__Written task__.
Repeat every line of the data below word for word, but leave out the pictures.

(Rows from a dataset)
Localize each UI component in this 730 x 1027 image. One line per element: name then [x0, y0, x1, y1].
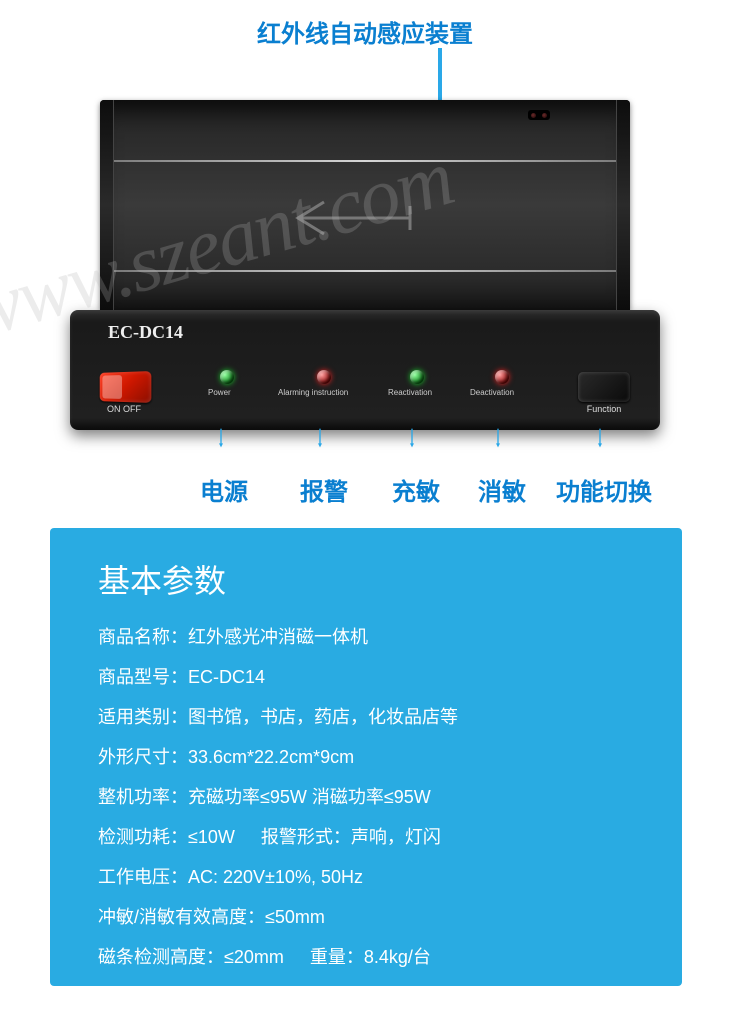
direction-arrow-icon [280, 198, 420, 238]
spec-value: 图书馆，书店，药店，化妆品店等 [188, 707, 458, 727]
callout-deactiv: 消敏 [478, 472, 526, 507]
spec-value: AC: 220V±10%, 50Hz [188, 867, 363, 887]
led-alarm-icon [317, 370, 331, 384]
tray-rail [616, 100, 630, 310]
function-switch[interactable] [578, 372, 630, 402]
arrow-down-icon [219, 410, 223, 466]
spec-key: 工作电压： [98, 867, 188, 887]
spec-extra: 报警形式：声响，灯闪 [261, 827, 441, 847]
spec-value: ≤50mm [265, 907, 325, 927]
callout-reactiv: 充敏 [392, 472, 440, 507]
arrow-down-icon [318, 410, 322, 466]
spec-value: 33.6cm*22.2cm*9cm [188, 747, 354, 767]
arrow-down-icon [598, 410, 602, 466]
function-switch-label: Function [574, 404, 634, 414]
device-front-panel: EC-DC14 ON OFF Function Power Alarming i… [70, 310, 660, 430]
spec-row: 适用类别：图书馆，书店，药店，化妆品店等 [98, 704, 642, 731]
spec-value: 红外感光冲消磁一体机 [188, 627, 368, 647]
led-label: Alarming instruction [278, 388, 348, 397]
device-tray [100, 100, 630, 310]
specs-title: 基本参数 [98, 556, 642, 602]
tray-rail [100, 100, 114, 310]
spec-row: 外形尺寸：33.6cm*22.2cm*9cm [98, 744, 642, 771]
spec-value: ≤10W [188, 827, 235, 847]
spec-row: 商品型号：EC-DC14 [98, 664, 642, 691]
tray-slot-line [114, 160, 616, 162]
arrow-down-icon [438, 48, 442, 104]
tray-slot-line [114, 270, 616, 272]
callout-func: 功能切换 [556, 472, 652, 507]
spec-row: 整机功率：充磁功率≤95W 消磁功率≤95W [98, 784, 642, 811]
arrow-down-icon [496, 410, 500, 466]
led-label: Power [208, 388, 231, 397]
ir-led-icon [542, 113, 547, 118]
ir-led-icon [531, 113, 536, 118]
spec-key: 检测功耗： [98, 827, 188, 847]
spec-row: 工作电压：AC: 220V±10%, 50Hz [98, 864, 642, 891]
spec-row: 检测功耗：≤10W 报警形式：声响，灯闪 [98, 824, 642, 851]
spec-key: 商品名称： [98, 627, 188, 647]
arrow-down-icon [410, 410, 414, 466]
spec-row: 磁条检测高度：≤20mm 重量：8.4kg/台 [98, 944, 642, 971]
spec-value: ≤20mm [224, 947, 284, 967]
callout-alarm: 报警 [300, 472, 348, 507]
callout-power: 电源 [200, 472, 248, 507]
specs-list: 商品名称：红外感光冲消磁一体机商品型号：EC-DC14适用类别：图书馆，书店，药… [98, 624, 642, 971]
led-power-icon [220, 370, 234, 384]
spec-key: 冲敏/消敏有效高度： [98, 907, 265, 927]
led-deactivation-icon [495, 370, 509, 384]
spec-key: 适用类别： [98, 707, 188, 727]
led-reactivation-icon [410, 370, 424, 384]
specs-panel: 基本参数 商品名称：红外感光冲消磁一体机商品型号：EC-DC14适用类别：图书馆… [50, 528, 682, 986]
spec-extra: 重量：8.4kg/台 [310, 947, 431, 967]
power-switch-label: ON OFF [94, 404, 154, 414]
sensor-callout-label: 红外线自动感应装置 [0, 14, 730, 49]
spec-key: 磁条检测高度： [98, 947, 224, 967]
spec-key: 整机功率： [98, 787, 188, 807]
led-label: Deactivation [470, 388, 514, 397]
power-switch[interactable] [100, 371, 152, 403]
spec-value: EC-DC14 [188, 667, 265, 687]
spec-key: 外形尺寸： [98, 747, 188, 767]
ir-sensor [528, 110, 550, 120]
spec-row: 冲敏/消敏有效高度：≤50mm [98, 904, 642, 931]
spec-key: 商品型号： [98, 667, 188, 687]
device-illustration: EC-DC14 ON OFF Function Power Alarming i… [70, 100, 660, 430]
spec-value: 充磁功率≤95W 消磁功率≤95W [188, 787, 431, 807]
led-label: Reactivation [388, 388, 432, 397]
spec-row: 商品名称：红外感光冲消磁一体机 [98, 624, 642, 651]
model-number: EC-DC14 [108, 322, 183, 343]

__The answer__.
Localize each UI component in this 730 x 1027 image. One line per element: name then [x0, y0, x1, y1].
direction-arrow-icon [280, 198, 420, 238]
spec-value: 图书馆，书店，药店，化妆品店等 [188, 707, 458, 727]
callout-deactiv: 消敏 [478, 472, 526, 507]
spec-value: AC: 220V±10%, 50Hz [188, 867, 363, 887]
led-alarm-icon [317, 370, 331, 384]
tray-rail [616, 100, 630, 310]
function-switch[interactable] [578, 372, 630, 402]
arrow-down-icon [219, 410, 223, 466]
spec-key: 工作电压： [98, 867, 188, 887]
spec-extra: 报警形式：声响，灯闪 [261, 827, 441, 847]
spec-value: ≤50mm [265, 907, 325, 927]
callout-reactiv: 充敏 [392, 472, 440, 507]
arrow-down-icon [318, 410, 322, 466]
spec-value: 33.6cm*22.2cm*9cm [188, 747, 354, 767]
arrow-down-icon [598, 410, 602, 466]
function-switch-label: Function [574, 404, 634, 414]
device-front-panel: EC-DC14 ON OFF Function Power Alarming i… [70, 310, 660, 430]
spec-row: 适用类别：图书馆，书店，药店，化妆品店等 [98, 704, 642, 731]
spec-value: 红外感光冲消磁一体机 [188, 627, 368, 647]
led-label: Alarming instruction [278, 388, 348, 397]
device-tray [100, 100, 630, 310]
specs-title: 基本参数 [98, 556, 642, 602]
tray-rail [100, 100, 114, 310]
spec-row: 外形尺寸：33.6cm*22.2cm*9cm [98, 744, 642, 771]
spec-value: ≤10W [188, 827, 235, 847]
spec-row: 商品型号：EC-DC14 [98, 664, 642, 691]
tray-slot-line [114, 160, 616, 162]
arrow-down-icon [438, 48, 442, 104]
tray-slot-line [114, 270, 616, 272]
callout-func: 功能切换 [556, 472, 652, 507]
spec-row: 整机功率：充磁功率≤95W 消磁功率≤95W [98, 784, 642, 811]
arrow-down-icon [496, 410, 500, 466]
led-label: Power [208, 388, 231, 397]
ir-led-icon [542, 113, 547, 118]
ir-led-icon [531, 113, 536, 118]
spec-key: 检测功耗： [98, 827, 188, 847]
spec-row: 工作电压：AC: 220V±10%, 50Hz [98, 864, 642, 891]
spec-row: 检测功耗：≤10W 报警形式：声响，灯闪 [98, 824, 642, 851]
spec-key: 商品名称： [98, 627, 188, 647]
arrow-down-icon [410, 410, 414, 466]
spec-row: 磁条检测高度：≤20mm 重量：8.4kg/台 [98, 944, 642, 971]
spec-value: ≤20mm [224, 947, 284, 967]
callout-alarm: 报警 [300, 472, 348, 507]
callout-power: 电源 [200, 472, 248, 507]
specs-list: 商品名称：红外感光冲消磁一体机商品型号：EC-DC14适用类别：图书馆，书店，药… [98, 624, 642, 971]
led-power-icon [220, 370, 234, 384]
spec-key: 冲敏/消敏有效高度： [98, 907, 265, 927]
led-deactivation-icon [495, 370, 509, 384]
spec-key: 适用类别： [98, 707, 188, 727]
led-reactivation-icon [410, 370, 424, 384]
specs-panel: 基本参数 商品名称：红外感光冲消磁一体机商品型号：EC-DC14适用类别：图书馆… [50, 528, 682, 986]
spec-extra: 重量：8.4kg/台 [310, 947, 431, 967]
power-switch-label: ON OFF [94, 404, 154, 414]
sensor-callout-label: 红外线自动感应装置 [0, 14, 730, 49]
spec-key: 磁条检测高度： [98, 947, 224, 967]
spec-key: 整机功率： [98, 787, 188, 807]
led-label: Deactivation [470, 388, 514, 397]
power-switch[interactable] [100, 371, 152, 403]
spec-value: EC-DC14 [188, 667, 265, 687]
spec-key: 外形尺寸： [98, 747, 188, 767]
ir-sensor [528, 110, 550, 120]
spec-row: 冲敏/消敏有效高度：≤50mm [98, 904, 642, 931]
spec-key: 商品型号： [98, 667, 188, 687]
device-illustration: EC-DC14 ON OFF Function Power Alarming i… [70, 100, 660, 430]
spec-value: 充磁功率≤95W 消磁功率≤95W [188, 787, 431, 807]
led-label: Reactivation [388, 388, 432, 397]
spec-row: 商品名称：红外感光冲消磁一体机 [98, 624, 642, 651]
model-number: EC-DC14 [108, 322, 183, 343]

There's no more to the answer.